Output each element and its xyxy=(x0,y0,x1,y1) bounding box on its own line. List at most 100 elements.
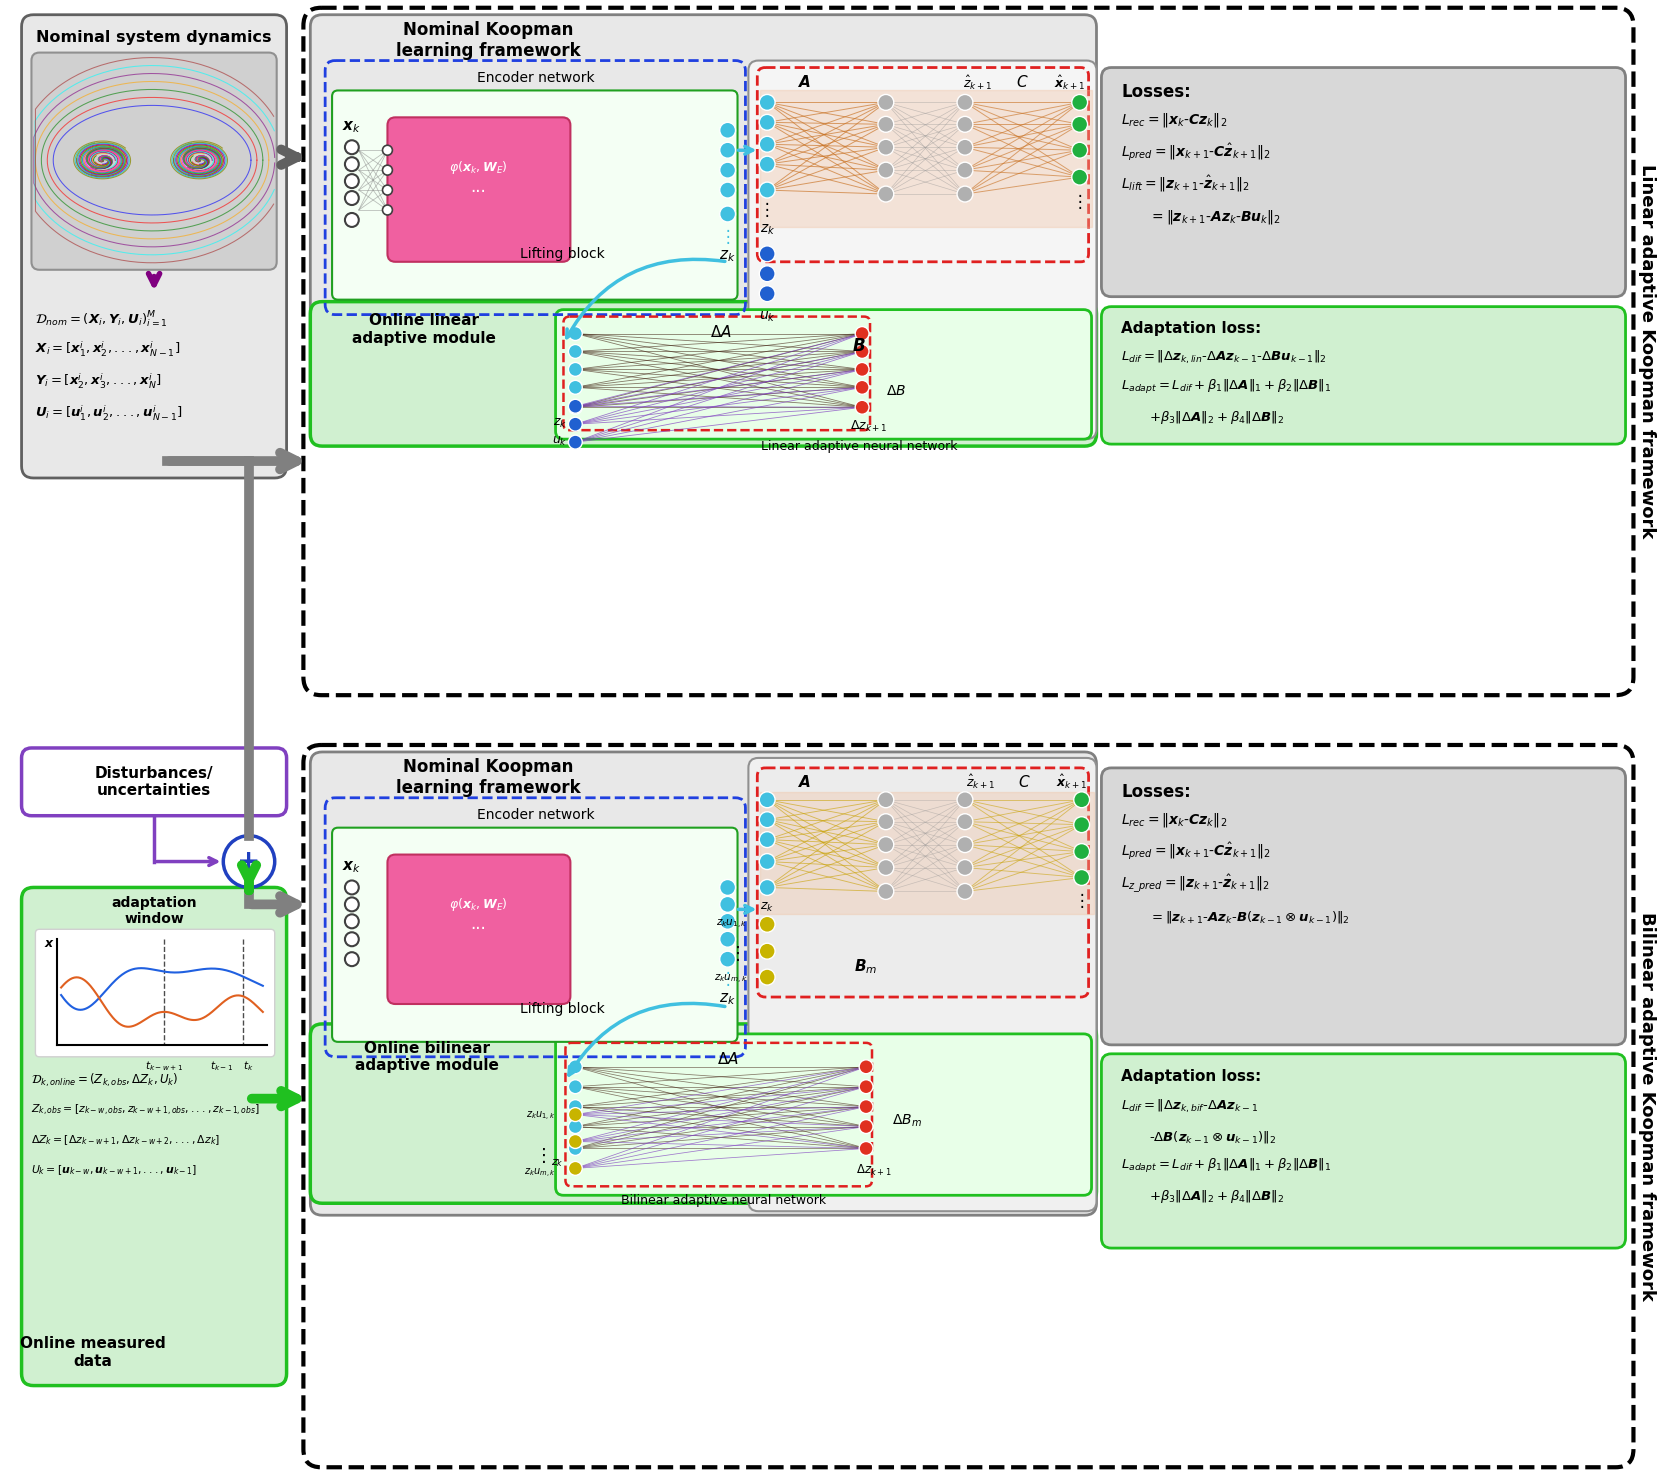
Circle shape xyxy=(345,191,359,206)
Polygon shape xyxy=(761,90,1091,226)
Text: $\boldsymbol{B}_m$: $\boldsymbol{B}_m$ xyxy=(854,958,877,977)
FancyBboxPatch shape xyxy=(1101,1054,1626,1248)
Text: Lifting block: Lifting block xyxy=(520,1002,605,1015)
Circle shape xyxy=(382,166,392,175)
Circle shape xyxy=(719,163,736,178)
Circle shape xyxy=(382,185,392,195)
Circle shape xyxy=(957,117,973,132)
Text: $L_{rec}=\|\boldsymbol{x}_k\text{-}\boldsymbol{C}\boldsymbol{z}_k\|_2$: $L_{rec}=\|\boldsymbol{x}_k\text{-}\bold… xyxy=(1121,811,1227,829)
Circle shape xyxy=(759,182,776,198)
Circle shape xyxy=(759,136,776,152)
Circle shape xyxy=(568,380,583,394)
Text: $\Delta Z_k=[\Delta z_{k-w+1},\Delta z_{k-w+2},...,\Delta z_k]$: $\Delta Z_k=[\Delta z_{k-w+1},\Delta z_{… xyxy=(32,1134,221,1147)
Circle shape xyxy=(382,145,392,155)
Text: $\mathcal{D}_{k,online}=(Z_{k,obs},\Delta Z_k, U_k)$: $\mathcal{D}_{k,online}=(Z_{k,obs},\Delt… xyxy=(32,1072,179,1089)
Text: $L_{pred}=\|\boldsymbol{x}_{k+1}\text{-}\boldsymbol{C}\hat{\boldsymbol{z}}_{k+1}: $L_{pred}=\|\boldsymbol{x}_{k+1}\text{-}… xyxy=(1121,841,1271,863)
FancyBboxPatch shape xyxy=(332,827,737,1042)
Circle shape xyxy=(759,95,776,111)
Text: Disturbances/
uncertainties: Disturbances/ uncertainties xyxy=(95,765,213,798)
Circle shape xyxy=(345,213,359,226)
Circle shape xyxy=(568,417,583,431)
Text: $\boldsymbol{X}_i=[\boldsymbol{x}_1^i,\boldsymbol{x}_2^i,...,\boldsymbol{x}_{N-1: $\boldsymbol{X}_i=[\boldsymbol{x}_1^i,\b… xyxy=(35,340,181,360)
FancyBboxPatch shape xyxy=(749,61,1096,440)
Circle shape xyxy=(1073,870,1090,885)
Text: ⋮: ⋮ xyxy=(719,228,736,246)
FancyBboxPatch shape xyxy=(1101,68,1626,296)
Text: $\Delta A$: $\Delta A$ xyxy=(716,1051,739,1067)
Circle shape xyxy=(345,175,359,188)
Text: $t_k$: $t_k$ xyxy=(243,1058,252,1073)
Text: Bilinear adaptive neural network: Bilinear adaptive neural network xyxy=(621,1194,826,1206)
FancyBboxPatch shape xyxy=(555,1035,1091,1196)
FancyBboxPatch shape xyxy=(757,768,1088,998)
Circle shape xyxy=(879,139,894,155)
Circle shape xyxy=(345,952,359,966)
Text: $u_k$: $u_k$ xyxy=(551,435,566,447)
Text: $\hat{\boldsymbol{x}}_{k+1}$: $\hat{\boldsymbol{x}}_{k+1}$ xyxy=(1055,74,1085,92)
Text: $t_{k-1}$: $t_{k-1}$ xyxy=(209,1058,233,1073)
Text: $+\beta_3\|\Delta\boldsymbol{A}\|_2+\beta_4\|\Delta\boldsymbol{B}\|_2$: $+\beta_3\|\Delta\boldsymbol{A}\|_2+\bet… xyxy=(1149,1188,1284,1205)
FancyBboxPatch shape xyxy=(311,1024,1096,1203)
Text: $z_ku_{1,k}$: $z_ku_{1,k}$ xyxy=(527,1110,555,1123)
Text: $Z_{k,obs}=[z_{k-w,obs},z_{k-w+1,obs},...,z_{k-1,obs}]$: $Z_{k,obs}=[z_{k-w,obs},z_{k-w+1,obs},..… xyxy=(32,1103,261,1119)
Circle shape xyxy=(345,881,359,894)
Text: adaptation
window: adaptation window xyxy=(111,897,198,926)
Circle shape xyxy=(223,836,274,888)
Text: $\boldsymbol{A}$: $\boldsymbol{A}$ xyxy=(797,74,812,90)
Circle shape xyxy=(879,186,894,203)
Text: $\Delta B$: $\Delta B$ xyxy=(885,385,905,398)
Circle shape xyxy=(568,1141,583,1156)
Text: ⋮: ⋮ xyxy=(729,946,747,963)
Text: $L_{z\_pred}=\|\boldsymbol{z}_{k+1}\text{-}\hat{\boldsymbol{z}}_{k+1}\|_2$: $L_{z\_pred}=\|\boldsymbol{z}_{k+1}\text… xyxy=(1121,872,1269,895)
Circle shape xyxy=(855,327,869,340)
Circle shape xyxy=(345,932,359,946)
Circle shape xyxy=(879,860,894,876)
Text: $\Delta z_{k+1}$: $\Delta z_{k+1}$ xyxy=(855,1163,892,1178)
Text: $\boldsymbol{x}_k$: $\boldsymbol{x}_k$ xyxy=(342,860,362,875)
Circle shape xyxy=(719,879,736,895)
Circle shape xyxy=(859,1141,874,1156)
FancyBboxPatch shape xyxy=(1101,768,1626,1045)
Circle shape xyxy=(345,141,359,154)
Circle shape xyxy=(568,363,583,376)
Circle shape xyxy=(957,139,973,155)
Text: Nominal Koopman
learning framework: Nominal Koopman learning framework xyxy=(395,21,581,61)
Text: $L_{adapt}=L_{dif}+\beta_1\|\Delta\boldsymbol{A}\|_1+\beta_2\|\Delta\boldsymbol{: $L_{adapt}=L_{dif}+\beta_1\|\Delta\bolds… xyxy=(1121,379,1332,397)
Text: Online linear
adaptive module: Online linear adaptive module xyxy=(352,314,497,346)
Circle shape xyxy=(879,792,894,808)
Circle shape xyxy=(957,836,973,852)
Text: ...: ... xyxy=(470,178,487,195)
Circle shape xyxy=(719,913,736,929)
Circle shape xyxy=(759,854,776,870)
Text: $\boldsymbol{Y}_i=[\boldsymbol{x}_2^i,\boldsymbol{x}_3^i,...,\boldsymbol{x}^i_N]: $\boldsymbol{Y}_i=[\boldsymbol{x}_2^i,\b… xyxy=(35,371,163,391)
Text: Adaptation loss:: Adaptation loss: xyxy=(1121,321,1261,336)
Polygon shape xyxy=(761,792,1093,915)
Circle shape xyxy=(859,1100,874,1113)
Text: $\Delta A$: $\Delta A$ xyxy=(709,324,731,339)
Text: Encoder network: Encoder network xyxy=(477,808,595,821)
Text: $z_ku_{m,k}$: $z_ku_{m,k}$ xyxy=(523,1166,555,1180)
Circle shape xyxy=(759,266,776,281)
Text: $\varphi(\boldsymbol{x}_k,\boldsymbol{W}_E)$: $\varphi(\boldsymbol{x}_k,\boldsymbol{W}… xyxy=(448,158,508,176)
Circle shape xyxy=(879,884,894,900)
Circle shape xyxy=(719,142,736,158)
Circle shape xyxy=(855,363,869,376)
Circle shape xyxy=(568,345,583,358)
Circle shape xyxy=(1071,95,1088,111)
Text: ⋮: ⋮ xyxy=(759,201,776,219)
Circle shape xyxy=(759,246,776,262)
Circle shape xyxy=(568,1060,583,1074)
Circle shape xyxy=(568,327,583,340)
Text: $\mathcal{D}_{nom}=(\boldsymbol{X}_i,\boldsymbol{Y}_i,\boldsymbol{U}_i)_{i=1}^M$: $\mathcal{D}_{nom}=(\boldsymbol{X}_i,\bo… xyxy=(35,309,168,330)
Text: Lifting block: Lifting block xyxy=(520,247,605,260)
FancyBboxPatch shape xyxy=(332,90,737,299)
Text: $U_k=[\boldsymbol{u}_{k-w},\boldsymbol{u}_{k-w+1},...,\boldsymbol{u}_{k-1}]$: $U_k=[\boldsymbol{u}_{k-w},\boldsymbol{u… xyxy=(32,1163,198,1177)
Circle shape xyxy=(719,182,736,198)
Text: $z_k$: $z_k$ xyxy=(553,417,566,429)
Text: $L_{pred}=\|\boldsymbol{x}_{k+1}\text{-}\boldsymbol{C}\hat{\boldsymbol{z}}_{k+1}: $L_{pred}=\|\boldsymbol{x}_{k+1}\text{-}… xyxy=(1121,142,1271,163)
Circle shape xyxy=(345,897,359,912)
Text: $\Delta B_m$: $\Delta B_m$ xyxy=(892,1113,922,1129)
Circle shape xyxy=(759,792,776,808)
Circle shape xyxy=(1071,169,1088,185)
FancyBboxPatch shape xyxy=(32,53,277,269)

--------------------

- **STATED TASK**
Begin at the line that has "Circle shape xyxy=(345,191,359,206)" and stop after the line that has "Circle shape xyxy=(759,182,776,198)". Write out only those lines again, substituting "Encoder block" for "Lifting block" and changing nothing else.

- **WRITTEN RESPONSE**
Circle shape xyxy=(345,191,359,206)
Polygon shape xyxy=(761,90,1091,226)
Text: $\boldsymbol{B}_m$: $\boldsymbol{B}_m$ xyxy=(854,958,877,977)
FancyBboxPatch shape xyxy=(1101,1054,1626,1248)
Text: Encoder block: Encoder block xyxy=(520,1002,605,1015)
Circle shape xyxy=(382,166,392,175)
Circle shape xyxy=(719,163,736,178)
Circle shape xyxy=(382,185,392,195)
Circle shape xyxy=(957,117,973,132)
Text: $L_{rec}=\|\boldsymbol{x}_k\text{-}\boldsymbol{C}\boldsymbol{z}_k\|_2$: $L_{rec}=\|\boldsymbol{x}_k\text{-}\bold… xyxy=(1121,811,1227,829)
Circle shape xyxy=(759,182,776,198)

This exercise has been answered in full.